→ GIVEN EXERCISE
It is required that all of the data be written out exactly.
#### LISTED RECORDS
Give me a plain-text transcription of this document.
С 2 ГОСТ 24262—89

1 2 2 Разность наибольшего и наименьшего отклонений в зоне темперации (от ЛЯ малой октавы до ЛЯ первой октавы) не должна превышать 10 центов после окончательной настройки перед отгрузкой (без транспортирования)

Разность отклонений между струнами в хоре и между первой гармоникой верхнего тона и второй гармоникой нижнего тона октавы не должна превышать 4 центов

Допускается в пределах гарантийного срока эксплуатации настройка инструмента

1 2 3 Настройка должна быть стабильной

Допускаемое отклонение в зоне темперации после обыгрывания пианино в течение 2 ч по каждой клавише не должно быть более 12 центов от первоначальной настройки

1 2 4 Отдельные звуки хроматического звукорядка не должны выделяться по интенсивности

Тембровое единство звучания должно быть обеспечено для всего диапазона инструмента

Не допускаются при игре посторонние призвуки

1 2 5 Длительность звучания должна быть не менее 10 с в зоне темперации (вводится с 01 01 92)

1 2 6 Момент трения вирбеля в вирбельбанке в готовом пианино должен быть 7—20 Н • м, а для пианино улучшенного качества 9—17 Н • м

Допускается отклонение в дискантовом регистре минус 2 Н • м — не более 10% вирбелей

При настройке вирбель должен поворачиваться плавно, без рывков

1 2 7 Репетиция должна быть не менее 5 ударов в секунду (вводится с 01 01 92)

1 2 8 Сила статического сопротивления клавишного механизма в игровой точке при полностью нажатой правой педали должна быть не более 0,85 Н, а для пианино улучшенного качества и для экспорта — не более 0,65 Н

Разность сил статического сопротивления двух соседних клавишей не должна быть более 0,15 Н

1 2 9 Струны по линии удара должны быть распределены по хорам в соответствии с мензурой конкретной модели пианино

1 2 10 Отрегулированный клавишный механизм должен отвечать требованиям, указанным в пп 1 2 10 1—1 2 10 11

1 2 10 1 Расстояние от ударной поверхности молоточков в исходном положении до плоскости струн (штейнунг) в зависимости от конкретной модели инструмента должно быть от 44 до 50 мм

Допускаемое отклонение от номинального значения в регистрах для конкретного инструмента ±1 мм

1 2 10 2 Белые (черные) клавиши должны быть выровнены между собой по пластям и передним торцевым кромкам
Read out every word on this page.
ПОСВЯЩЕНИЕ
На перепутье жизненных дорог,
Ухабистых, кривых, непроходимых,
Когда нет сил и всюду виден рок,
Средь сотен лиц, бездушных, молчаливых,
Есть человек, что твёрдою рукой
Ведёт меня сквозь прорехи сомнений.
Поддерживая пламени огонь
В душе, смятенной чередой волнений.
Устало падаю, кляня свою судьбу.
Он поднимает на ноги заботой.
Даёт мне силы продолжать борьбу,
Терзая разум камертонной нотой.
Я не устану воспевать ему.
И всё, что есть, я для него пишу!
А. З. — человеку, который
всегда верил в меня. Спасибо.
########
→ RESULT OF THIS TASK
Give me a plain-text transcription of this document.
С 2 ГОСТ 24262—89

1 2 2 Разность наибольшего и наименьшего отклонений в зоне темперации (от ЛЯ малой октавы до ЛЯ первой октавы) не должна превышать 10 центов после окончательной настройки перед отгрузкой (без транспортирования)

Разность отклонений между струнами в хоре и между первой гармоникой верхнего тона и второй гармоникой нижнего тона октавы не должна превышать 4 центов

Допускается в пределах гарантийного срока эксплуатации настройка инструмента

1 2 3 Настройка должна быть стабильной

Допускаемое отклонение в зоне темперации после обыгрывания пианино в течение 2 ч по каждой клавише не должно быть более 12 центов от первоначальной настройки

1 2 4 Отдельные звуки хроматического звукорядка не должны выделяться по интенсивности

Тембровое единство звучания должно быть обеспечено для всего диапазона инструмента

Не допускаются при игре посторонние призвуки

1 2 5 Длительность звучания должна быть не менее 10 с в зоне темперации (вводится с 01 01 92)

1 2 6 Момент трения вирбеля в вирбельбанке в готовом пианино должен быть 7—20 Н • м, а для пианино улучшенного качества 9—17 Н • м

Допускается отклонение в дискантовом регистре минус 2 Н • м — не более 10% вирбелей

При настройке вирбель должен поворачиваться плавно, без рывков

1 2 7 Репетиция должна быть не менее 5 ударов в секунду (вводится с 01 01 92)

1 2 8 Сила статического сопротивления клавишного механизма в игровой точке при полностью нажатой правой педали должна быть не более 0,85 Н, а для пианино улучшенного качества и для экспорта — не более 0,65 Н

Разность сил статического сопротивления двух соседних клавишей не должна быть более 0,15 Н

1 2 9 Струны по линии удара должны быть распределены по хорам в соответствии с мензурой конкретной модели пианино

1 2 10 Отрегулированный клавишный механизм должен отвечать требованиям, указанным в пп 1 2 10 1—1 2 10 11

1 2 10 1 Расстояние от ударной поверхности молоточков в исходном положении до плоскости струн (штейнунг) в зависимости от конкретной модели инструмента должно быть от 44 до 50 мм

Допускаемое отклонение от номинального значения в регистрах для конкретного инструмента ±1 мм

1 2 10 2 Белые (черные) клавиши должны быть выровнены между собой по пластям и передним торцевым кромкам
Read out every word on this page.
ПОСВЯЩЕНИЕ
На перепутье жизненных дорог,
Ухабистых, кривых, непроходимых,
Когда нет сил и всюду виден рок,
Средь сотен лиц, бездушных, молчаливых,
Есть человек, что твёрдою рукой
Ведёт меня сквозь прорехи сомнений.
Поддерживая пламени огонь
В душе, смятенной чередой волнений.
Устало падаю, кляня свою судьбу.
Он поднимает на ноги заботой.
Даёт мне силы продолжать борьбу,
Терзая разум камертонной нотой.
Я не устану воспевать ему.
И всё, что есть, я для него пишу!
А. З. — человеку, который
всегда верил в меня. Спасибо.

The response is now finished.